Exercise prompt:
Reproduce all records exactly.

▼

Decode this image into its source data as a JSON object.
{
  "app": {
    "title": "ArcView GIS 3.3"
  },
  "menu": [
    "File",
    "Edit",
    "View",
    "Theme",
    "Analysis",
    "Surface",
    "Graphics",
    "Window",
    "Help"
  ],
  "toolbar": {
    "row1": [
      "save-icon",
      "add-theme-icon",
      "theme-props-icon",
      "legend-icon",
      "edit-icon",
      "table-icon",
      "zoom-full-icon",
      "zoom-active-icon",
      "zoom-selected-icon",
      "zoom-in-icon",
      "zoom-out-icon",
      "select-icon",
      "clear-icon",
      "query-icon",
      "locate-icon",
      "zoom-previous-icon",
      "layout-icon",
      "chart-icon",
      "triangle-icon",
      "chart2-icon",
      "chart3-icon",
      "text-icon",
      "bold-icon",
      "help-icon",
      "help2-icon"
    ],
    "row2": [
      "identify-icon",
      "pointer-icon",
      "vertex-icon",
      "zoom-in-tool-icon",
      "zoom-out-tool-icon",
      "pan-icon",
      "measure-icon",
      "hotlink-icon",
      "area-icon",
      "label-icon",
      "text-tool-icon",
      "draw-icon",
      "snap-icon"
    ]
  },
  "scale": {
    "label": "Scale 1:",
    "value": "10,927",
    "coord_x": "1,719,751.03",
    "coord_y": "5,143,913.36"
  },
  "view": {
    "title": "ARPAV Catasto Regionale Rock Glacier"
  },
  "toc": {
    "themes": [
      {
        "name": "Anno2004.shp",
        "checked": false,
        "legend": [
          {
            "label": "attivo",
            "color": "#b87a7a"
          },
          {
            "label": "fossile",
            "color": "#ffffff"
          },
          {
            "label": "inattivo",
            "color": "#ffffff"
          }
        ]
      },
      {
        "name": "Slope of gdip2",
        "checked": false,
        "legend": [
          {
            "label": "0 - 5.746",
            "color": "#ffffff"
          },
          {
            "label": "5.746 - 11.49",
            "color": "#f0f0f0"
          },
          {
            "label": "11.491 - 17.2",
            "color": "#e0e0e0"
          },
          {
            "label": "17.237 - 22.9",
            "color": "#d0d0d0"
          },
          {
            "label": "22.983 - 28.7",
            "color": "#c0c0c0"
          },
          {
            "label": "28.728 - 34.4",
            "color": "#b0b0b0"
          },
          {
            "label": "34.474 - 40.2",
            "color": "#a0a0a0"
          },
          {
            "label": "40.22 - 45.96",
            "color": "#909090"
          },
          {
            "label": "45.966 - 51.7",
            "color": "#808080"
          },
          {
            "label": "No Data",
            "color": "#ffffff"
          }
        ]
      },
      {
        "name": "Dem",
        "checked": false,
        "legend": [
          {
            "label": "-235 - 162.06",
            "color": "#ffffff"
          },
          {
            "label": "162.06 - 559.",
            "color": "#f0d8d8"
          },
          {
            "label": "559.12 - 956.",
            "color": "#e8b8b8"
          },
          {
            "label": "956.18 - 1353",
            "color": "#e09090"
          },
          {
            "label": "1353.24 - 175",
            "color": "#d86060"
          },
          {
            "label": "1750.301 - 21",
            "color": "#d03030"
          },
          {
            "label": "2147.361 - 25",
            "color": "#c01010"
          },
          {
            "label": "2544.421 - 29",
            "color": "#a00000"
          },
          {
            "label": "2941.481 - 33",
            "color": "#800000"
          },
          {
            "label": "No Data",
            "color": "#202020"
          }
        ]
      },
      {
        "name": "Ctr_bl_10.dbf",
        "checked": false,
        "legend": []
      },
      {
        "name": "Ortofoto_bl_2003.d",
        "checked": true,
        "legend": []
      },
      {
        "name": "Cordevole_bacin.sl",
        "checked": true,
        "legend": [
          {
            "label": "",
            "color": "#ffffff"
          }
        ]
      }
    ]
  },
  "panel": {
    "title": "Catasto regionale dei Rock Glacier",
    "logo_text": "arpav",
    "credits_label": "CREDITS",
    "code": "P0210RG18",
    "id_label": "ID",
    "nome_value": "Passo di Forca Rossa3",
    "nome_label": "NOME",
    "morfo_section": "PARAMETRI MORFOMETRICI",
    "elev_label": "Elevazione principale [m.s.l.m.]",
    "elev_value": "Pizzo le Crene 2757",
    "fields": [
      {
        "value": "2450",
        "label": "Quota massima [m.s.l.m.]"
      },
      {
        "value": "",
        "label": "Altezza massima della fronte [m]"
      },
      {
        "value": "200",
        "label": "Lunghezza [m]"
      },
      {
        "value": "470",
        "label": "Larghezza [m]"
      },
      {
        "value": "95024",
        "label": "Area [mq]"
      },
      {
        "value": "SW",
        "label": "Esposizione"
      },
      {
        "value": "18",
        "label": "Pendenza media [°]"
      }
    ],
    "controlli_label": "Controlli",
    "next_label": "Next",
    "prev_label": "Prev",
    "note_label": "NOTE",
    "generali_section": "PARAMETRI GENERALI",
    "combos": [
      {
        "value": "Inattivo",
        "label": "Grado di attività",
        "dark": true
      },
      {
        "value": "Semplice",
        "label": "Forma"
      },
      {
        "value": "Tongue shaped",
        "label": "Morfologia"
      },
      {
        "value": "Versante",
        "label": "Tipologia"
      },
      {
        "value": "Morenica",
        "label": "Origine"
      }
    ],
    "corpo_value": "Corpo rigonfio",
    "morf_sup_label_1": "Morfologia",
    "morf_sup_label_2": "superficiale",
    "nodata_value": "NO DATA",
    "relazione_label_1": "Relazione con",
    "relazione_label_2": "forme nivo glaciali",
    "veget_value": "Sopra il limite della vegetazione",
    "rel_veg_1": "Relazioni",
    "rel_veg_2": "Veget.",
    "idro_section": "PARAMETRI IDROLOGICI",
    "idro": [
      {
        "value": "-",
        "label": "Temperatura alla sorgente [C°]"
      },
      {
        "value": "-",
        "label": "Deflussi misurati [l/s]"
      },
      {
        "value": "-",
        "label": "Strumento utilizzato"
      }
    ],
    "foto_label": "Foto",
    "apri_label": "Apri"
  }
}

▲

Answer to this exercise:
Decode this image into its source data as a JSON object.
{
  "app": {
    "title": "ArcView GIS 3.3"
  },
  "menu": [
    "File",
    "Edit",
    "View",
    "Theme",
    "Analysis",
    "Surface",
    "Graphics",
    "Window",
    "Help"
  ],
  "toolbar": {
    "row1": [
      "save-icon",
      "add-theme-icon",
      "theme-props-icon",
      "legend-icon",
      "edit-icon",
      "table-icon",
      "zoom-full-icon",
      "zoom-active-icon",
      "zoom-selected-icon",
      "zoom-in-icon",
      "zoom-out-icon",
      "select-icon",
      "clear-icon",
      "query-icon",
      "locate-icon",
      "zoom-previous-icon",
      "layout-icon",
      "chart-icon",
      "triangle-icon",
      "chart2-icon",
      "chart3-icon",
      "text-icon",
      "bold-icon",
      "help-icon",
      "help2-icon"
    ],
    "row2": [
      "identify-icon",
      "pointer-icon",
      "vertex-icon",
      "zoom-in-tool-icon",
      "zoom-out-tool-icon",
      "pan-icon",
      "measure-icon",
      "hotlink-icon",
      "area-icon",
      "label-icon",
      "text-tool-icon",
      "draw-icon",
      "snap-icon"
    ]
  },
  "scale": {
    "label": "Scale 1:",
    "value": "10,927",
    "coord_x": "1,719,751.03",
    "coord_y": "5,143,913.36"
  },
  "view": {
    "title": "ARPAV Catasto Regionale Rock Glacier"
  },
  "toc": {
    "themes": [
      {
        "name": "Anno2004.shp",
        "checked": false,
        "legend": [
          {
            "label": "attivo",
            "color": "#b87a7a"
          },
          {
            "label": "fossile",
            "color": "#ffffff"
          },
          {
            "label": "inattivo",
            "color": "#ffffff"
          }
        ]
      },
      {
        "name": "Slope of gdip2",
        "checked": false,
        "legend": [
          {
            "label": "0 - 5.746",
            "color": "#ffffff"
          },
          {
            "label": "5.746 - 11.49",
            "color": "#f0f0f0"
          },
          {
            "label": "11.491 - 17.2",
            "color": "#e0e0e0"
          },
          {
            "label": "17.237 - 22.9",
            "color": "#d0d0d0"
          },
          {
            "label": "22.983 - 28.7",
            "color": "#c0c0c0"
          },
          {
            "label": "28.728 - 34.4",
            "color": "#b0b0b0"
          },
          {
            "label": "34.474 - 40.2",
            "color": "#a0a0a0"
          },
          {
            "label": "40.22 - 45.96",
            "color": "#909090"
          },
          {
            "label": "45.966 - 51.7",
            "color": "#808080"
          },
          {
            "label": "No Data",
            "color": "#ffffff"
          }
        ]
      },
      {
        "name": "Dem",
        "checked": false,
        "legend": [
          {
            "label": "-235 - 162.06",
            "color": "#ffffff"
          },
          {
            "label": "162.06 - 559.",
            "color": "#f0d8d8"
          },
          {
            "label": "559.12 - 956.",
            "color": "#e8b8b8"
          },
          {
            "label": "956.18 - 1353",
            "color": "#e09090"
          },
          {
            "label": "1353.24 - 175",
            "color": "#d86060"
          },
          {
            "label": "1750.301 - 21",
            "color": "#d03030"
          },
          {
            "label": "2147.361 - 25",
            "color": "#c01010"
          },
          {
            "label": "2544.421 - 29",
            "color": "#a00000"
          },
          {
            "label": "2941.481 - 33",
            "color": "#800000"
          },
          {
            "label": "No Data",
            "color": "#202020"
          }
        ]
      },
      {
        "name": "Ctr_bl_10.dbf",
        "checked": false,
        "legend": []
      },
      {
        "name": "Ortofoto_bl_2003.d",
        "checked": true,
        "legend": []
      },
      {
        "name": "Cordevole_bacin.sl",
        "checked": true,
        "legend": [
          {
            "label": "",
            "color": "#ffffff"
          }
        ]
      }
    ]
  },
  "panel": {
    "title": "Catasto regionale dei Rock Glacier",
    "logo_text": "arpav",
    "credits_label": "CREDITS",
    "code": "P0210RG18",
    "id_label": "ID",
    "nome_value": "Passo di Forca Rossa3",
    "nome_label": "NOME",
    "morfo_section": "PARAMETRI MORFOMETRICI",
    "elev_label": "Elevazione principale [m.s.l.m.]",
    "elev_value": "Pizzo le Crene 2757",
    "fields": [
      {
        "value": "2450",
        "label": "Quota massima [m.s.l.m.]"
      },
      {
        "value": "",
        "label": "Altezza massima della fronte [m]"
      },
      {
        "value": "200",
        "label": "Lunghezza [m]"
      },
      {
        "value": "470",
        "label": "Larghezza [m]"
      },
      {
        "value": "95024",
        "label": "Area [mq]"
      },
      {
        "value": "SW",
        "label": "Esposizione"
      },
      {
        "value": "18",
        "label": "Pendenza media [°]"
      }
    ],
    "controlli_label": "Controlli",
    "next_label": "Next",
    "prev_label": "Prev",
    "note_label": "NOTE",
    "generali_section": "PARAMETRI GENERALI",
    "combos": [
      {
        "value": "Inattivo",
        "label": "Grado di attività",
        "dark": true
      },
      {
        "value": "Semplice",
        "label": "Forma"
      },
      {
        "value": "Tongue shaped",
        "label": "Morfologia"
      },
      {
        "value": "Versante",
        "label": "Tipologia"
      },
      {
        "value": "Morenica",
        "label": "Origine"
      }
    ],
    "corpo_value": "Corpo rigonfio",
    "morf_sup_label_1": "Morfologia",
    "morf_sup_label_2": "superficiale",
    "nodata_value": "NO DATA",
    "relazione_label_1": "Relazione con",
    "relazione_label_2": "forme nivo glaciali",
    "veget_value": "Sopra il limite della vegetazione",
    "rel_veg_1": "Relazioni",
    "rel_veg_2": "Veget.",
    "idro_section": "PARAMETRI IDROLOGICI",
    "idro": [
      {
        "value": "-",
        "label": "Temperatura alla sorgente [C°]"
      },
      {
        "value": "-",
        "label": "Deflussi misurati [l/s]"
      },
      {
        "value": "-",
        "label": "Strumento utilizzato"
      }
    ],
    "foto_label": "Foto",
    "apri_label": "Apri"
  }
}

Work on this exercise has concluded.